START Available records
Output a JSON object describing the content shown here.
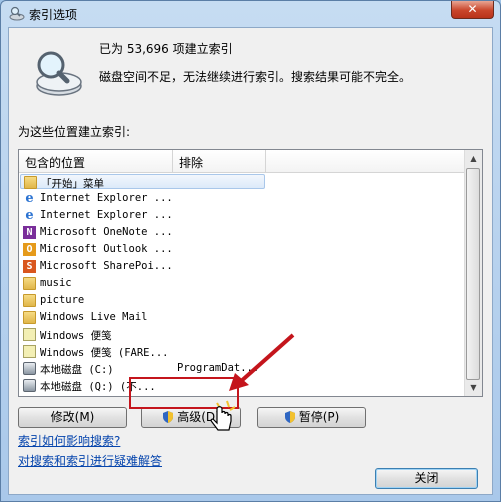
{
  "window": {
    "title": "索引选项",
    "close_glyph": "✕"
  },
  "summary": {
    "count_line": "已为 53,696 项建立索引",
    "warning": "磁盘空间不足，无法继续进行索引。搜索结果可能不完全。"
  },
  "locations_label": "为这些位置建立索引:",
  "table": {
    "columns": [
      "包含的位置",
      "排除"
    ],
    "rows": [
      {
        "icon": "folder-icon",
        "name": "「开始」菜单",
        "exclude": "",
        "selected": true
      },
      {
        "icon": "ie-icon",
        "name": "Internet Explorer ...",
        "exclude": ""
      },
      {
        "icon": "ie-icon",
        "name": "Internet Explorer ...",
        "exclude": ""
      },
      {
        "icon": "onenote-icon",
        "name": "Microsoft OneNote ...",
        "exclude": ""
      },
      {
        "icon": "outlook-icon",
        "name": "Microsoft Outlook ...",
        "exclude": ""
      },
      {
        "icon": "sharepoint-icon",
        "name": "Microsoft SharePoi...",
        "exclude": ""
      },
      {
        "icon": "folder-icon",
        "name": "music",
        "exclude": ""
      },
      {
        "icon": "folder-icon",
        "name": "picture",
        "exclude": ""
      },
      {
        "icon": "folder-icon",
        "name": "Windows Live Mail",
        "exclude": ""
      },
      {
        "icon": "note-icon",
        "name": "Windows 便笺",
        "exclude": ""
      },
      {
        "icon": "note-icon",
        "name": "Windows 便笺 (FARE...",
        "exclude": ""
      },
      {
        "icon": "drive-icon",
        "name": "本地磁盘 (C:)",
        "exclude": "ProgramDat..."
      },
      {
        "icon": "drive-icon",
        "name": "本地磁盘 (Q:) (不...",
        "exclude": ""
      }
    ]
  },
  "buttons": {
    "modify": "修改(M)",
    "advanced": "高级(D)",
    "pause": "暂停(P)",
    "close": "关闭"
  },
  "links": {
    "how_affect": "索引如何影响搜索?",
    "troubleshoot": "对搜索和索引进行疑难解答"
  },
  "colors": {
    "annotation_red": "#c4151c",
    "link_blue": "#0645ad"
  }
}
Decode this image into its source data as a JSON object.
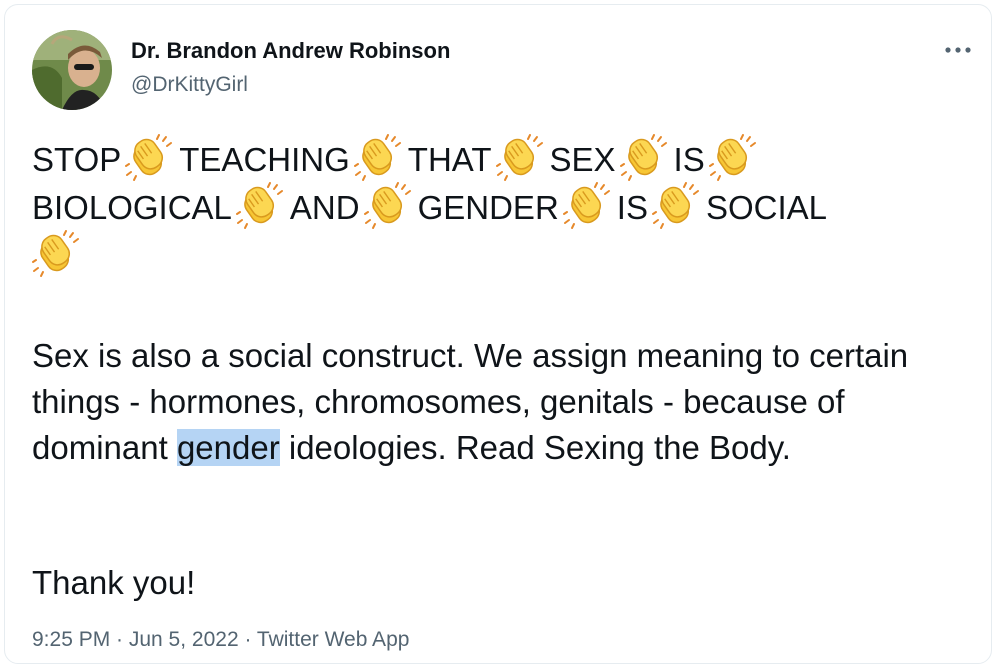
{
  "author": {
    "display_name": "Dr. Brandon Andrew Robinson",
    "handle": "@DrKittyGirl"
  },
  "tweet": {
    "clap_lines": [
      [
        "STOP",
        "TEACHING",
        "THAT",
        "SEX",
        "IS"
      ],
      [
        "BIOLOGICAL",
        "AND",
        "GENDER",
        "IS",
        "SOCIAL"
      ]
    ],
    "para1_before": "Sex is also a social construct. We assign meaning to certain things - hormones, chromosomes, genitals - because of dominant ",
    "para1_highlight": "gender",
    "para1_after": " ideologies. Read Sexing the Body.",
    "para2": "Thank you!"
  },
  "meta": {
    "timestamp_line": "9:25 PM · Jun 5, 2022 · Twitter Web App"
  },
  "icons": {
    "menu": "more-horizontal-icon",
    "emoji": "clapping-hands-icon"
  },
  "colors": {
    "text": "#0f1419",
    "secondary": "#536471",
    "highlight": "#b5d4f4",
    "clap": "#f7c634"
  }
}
END Available records
The data above needs to be retyped exactly, with the images left out.

Task response
Output a JSON object describing the content shown here.
{
  "window": {
    "title": "索引选项",
    "close_glyph": "✕"
  },
  "summary": {
    "count_line": "已为 53,696 项建立索引",
    "warning": "磁盘空间不足，无法继续进行索引。搜索结果可能不完全。"
  },
  "locations_label": "为这些位置建立索引:",
  "table": {
    "columns": [
      "包含的位置",
      "排除"
    ],
    "rows": [
      {
        "icon": "folder-icon",
        "name": "「开始」菜单",
        "exclude": "",
        "selected": true
      },
      {
        "icon": "ie-icon",
        "name": "Internet Explorer ...",
        "exclude": ""
      },
      {
        "icon": "ie-icon",
        "name": "Internet Explorer ...",
        "exclude": ""
      },
      {
        "icon": "onenote-icon",
        "name": "Microsoft OneNote ...",
        "exclude": ""
      },
      {
        "icon": "outlook-icon",
        "name": "Microsoft Outlook ...",
        "exclude": ""
      },
      {
        "icon": "sharepoint-icon",
        "name": "Microsoft SharePoi...",
        "exclude": ""
      },
      {
        "icon": "folder-icon",
        "name": "music",
        "exclude": ""
      },
      {
        "icon": "folder-icon",
        "name": "picture",
        "exclude": ""
      },
      {
        "icon": "folder-icon",
        "name": "Windows Live Mail",
        "exclude": ""
      },
      {
        "icon": "note-icon",
        "name": "Windows 便笺",
        "exclude": ""
      },
      {
        "icon": "note-icon",
        "name": "Windows 便笺 (FARE...",
        "exclude": ""
      },
      {
        "icon": "drive-icon",
        "name": "本地磁盘 (C:)",
        "exclude": "ProgramDat..."
      },
      {
        "icon": "drive-icon",
        "name": "本地磁盘 (Q:) (不...",
        "exclude": ""
      }
    ]
  },
  "buttons": {
    "modify": "修改(M)",
    "advanced": "高级(D)",
    "pause": "暂停(P)",
    "close": "关闭"
  },
  "links": {
    "how_affect": "索引如何影响搜索?",
    "troubleshoot": "对搜索和索引进行疑难解答"
  },
  "colors": {
    "annotation_red": "#c4151c",
    "link_blue": "#0645ad"
  }
}
Decode this image into its source data as a JSON object.
{
  "author": {
    "display_name": "Dr. Brandon Andrew Robinson",
    "handle": "@DrKittyGirl"
  },
  "tweet": {
    "clap_lines": [
      [
        "STOP",
        "TEACHING",
        "THAT",
        "SEX",
        "IS"
      ],
      [
        "BIOLOGICAL",
        "AND",
        "GENDER",
        "IS",
        "SOCIAL"
      ]
    ],
    "para1_before": "Sex is also a social construct. We assign meaning to certain things - hormones, chromosomes, genitals - because of dominant ",
    "para1_highlight": "gender",
    "para1_after": " ideologies. Read Sexing the Body.",
    "para2": "Thank you!"
  },
  "meta": {
    "timestamp_line": "9:25 PM · Jun 5, 2022 · Twitter Web App"
  },
  "icons": {
    "menu": "more-horizontal-icon",
    "emoji": "clapping-hands-icon"
  },
  "colors": {
    "text": "#0f1419",
    "secondary": "#536471",
    "highlight": "#b5d4f4",
    "clap": "#f7c634"
  }
}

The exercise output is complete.